_Task instructions:_
Below are the records. Gather each line that holds "from".

========================

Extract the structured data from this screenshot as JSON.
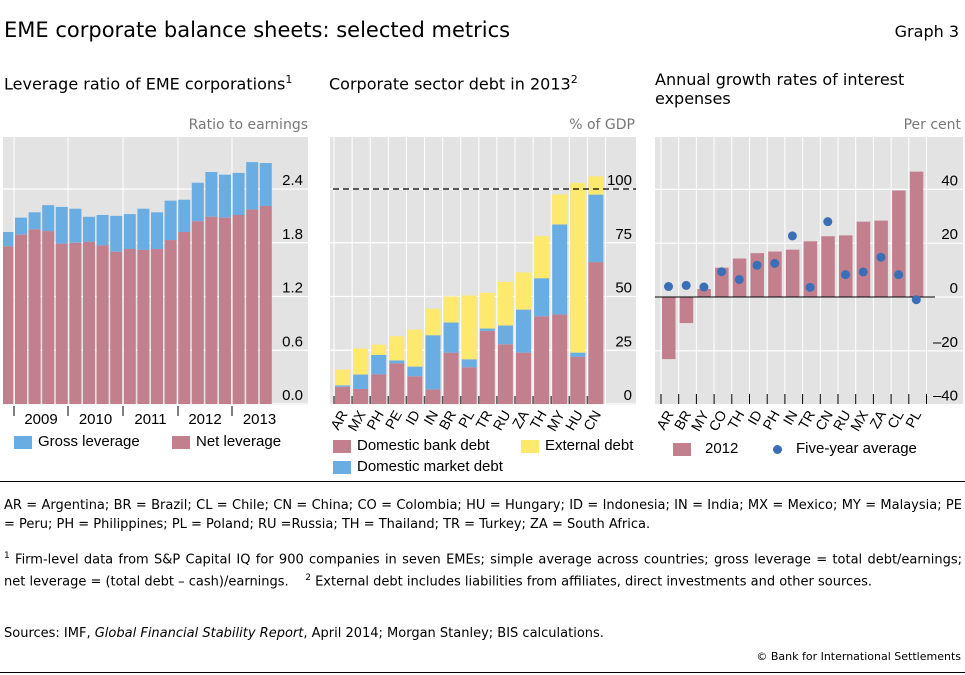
{
  "header": {
    "title": "EME corporate balance sheets: selected metrics",
    "graph_number": "Graph 3"
  },
  "colors": {
    "blue": "#6aade2",
    "pink": "#c27f8e",
    "yellow": "#fde96e",
    "dot": "#3a6fb7",
    "plot_bg": "#e3e3e3"
  },
  "chart_data": [
    {
      "type": "bar",
      "stacked": "overlay",
      "title": "Leverage ratio of EME corporations",
      "title_sup": "1",
      "unit": "Ratio to earnings",
      "ylim": [
        0,
        3.0
      ],
      "yticks": [
        "0.0",
        "0.6",
        "1.2",
        "1.8",
        "2.4"
      ],
      "ytick_values": [
        0,
        0.6,
        1.2,
        1.8,
        2.4
      ],
      "x_tick_labels": [
        "2009",
        "2010",
        "2011",
        "2012",
        "2013"
      ],
      "grid": true,
      "series": [
        {
          "name": "Gross leverage",
          "color": "#6aade2",
          "values": [
            1.92,
            2.08,
            2.14,
            2.22,
            2.2,
            2.18,
            2.09,
            2.11,
            2.1,
            2.12,
            2.18,
            2.14,
            2.27,
            2.28,
            2.47,
            2.59,
            2.56,
            2.58,
            2.7,
            2.69
          ]
        },
        {
          "name": "Net leverage",
          "color": "#c27f8e",
          "values": [
            1.76,
            1.89,
            1.95,
            1.93,
            1.79,
            1.8,
            1.81,
            1.77,
            1.7,
            1.73,
            1.72,
            1.73,
            1.83,
            1.92,
            2.04,
            2.09,
            2.08,
            2.11,
            2.17,
            2.21
          ]
        }
      ],
      "legend": "bottom"
    },
    {
      "type": "bar",
      "stacked": true,
      "title": "Corporate sector debt in 2013",
      "title_sup": "2",
      "unit": "% of GDP",
      "ylim": [
        0,
        124
      ],
      "yticks": [
        "0",
        "25",
        "50",
        "75",
        "100"
      ],
      "ytick_values": [
        0,
        25,
        50,
        75,
        100
      ],
      "reference_line": 100,
      "categories": [
        "AR",
        "MX",
        "PH",
        "PE",
        "ID",
        "IN",
        "BR",
        "PL",
        "TR",
        "RU",
        "ZA",
        "TH",
        "MY",
        "HU",
        "CN"
      ],
      "series": [
        {
          "name": "Domestic bank debt",
          "color": "#c27f8e",
          "values": [
            8.0,
            7.0,
            13.8,
            18.9,
            12.9,
            6.8,
            23.9,
            17.1,
            34.0,
            27.8,
            23.9,
            40.8,
            41.6,
            21.9,
            66.0
          ]
        },
        {
          "name": "Domestic market debt",
          "color": "#6aade2",
          "values": [
            0.7,
            6.7,
            9.0,
            1.4,
            4.5,
            25.2,
            14.0,
            3.7,
            1.1,
            8.7,
            20.0,
            17.7,
            41.9,
            2.0,
            31.4
          ]
        },
        {
          "name": "External debt",
          "color": "#fde96e",
          "values": [
            7.3,
            12.1,
            4.8,
            11.2,
            17.2,
            12.3,
            12.1,
            29.7,
            16.6,
            20.3,
            17.3,
            19.6,
            14.0,
            78.9,
            8.5
          ]
        }
      ],
      "legend": "bottom"
    },
    {
      "type": "bar",
      "title": "Annual growth rates of interest expenses",
      "unit": "Per cent",
      "ylim": [
        -40,
        59
      ],
      "yticks": [
        "–40",
        "–20",
        "0",
        "20",
        "40"
      ],
      "ytick_values": [
        -40,
        -20,
        0,
        20,
        40
      ],
      "categories": [
        "AR",
        "BR",
        "MY",
        "CO",
        "TH",
        "ID",
        "PH",
        "IN",
        "TR",
        "CN",
        "RU",
        "MX",
        "ZA",
        "CL",
        "PL"
      ],
      "series": [
        {
          "name": "2012",
          "type": "bar",
          "color": "#c27f8e",
          "values": [
            -23.1,
            -9.7,
            3.0,
            10.9,
            14.3,
            16.3,
            16.9,
            17.6,
            20.7,
            22.6,
            22.9,
            28.0,
            28.4,
            39.6,
            46.6
          ]
        },
        {
          "name": "Five-year average",
          "type": "scatter",
          "color": "#3a6fb7",
          "values": [
            3.9,
            4.3,
            3.7,
            9.4,
            6.5,
            11.8,
            12.5,
            22.7,
            3.6,
            28.0,
            8.3,
            9.3,
            14.8,
            8.3,
            -1.0
          ]
        }
      ],
      "legend": "bottom"
    }
  ],
  "notes": {
    "abbreviations": "AR = Argentina; BR = Brazil; CL = Chile; CN = China; CO = Colombia; HU = Hungary; ID = Indonesia; IN = India; MX = Mexico; MY = Malaysia; PE = Peru; PH = Philippines; PL = Poland; RU =Russia; TH = Thailand; TR = Turkey; ZA = South Africa.",
    "fn1_mark": "1",
    "fn1": " Firm-level data from S&P Capital IQ for 900 companies in seven EMEs; simple average across countries; gross leverage = total debt/earnings; net leverage = (total debt – cash)/earnings.",
    "fn2_mark": "2",
    "fn2": " External debt includes liabilities from affiliates, direct investments and other sources.",
    "sources_prefix": "Sources: IMF, ",
    "sources_italic": "Global Financial Stability Report",
    "sources_suffix": ", April 2014; Morgan Stanley; BIS calculations.",
    "copyright": "© Bank for International Settlements"
  }
}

========================

_Task answer:_
Extract the structured data from this screenshot as JSON.
    "fn1": " Firm-level data from S&P Capital IQ for 900 companies in seven EMEs; simple average across countries; gross leverage = total debt/earnings; net leverage = (total debt – cash)/earnings.",
    "fn2": " External debt includes liabilities from affiliates, direct investments and other sources.",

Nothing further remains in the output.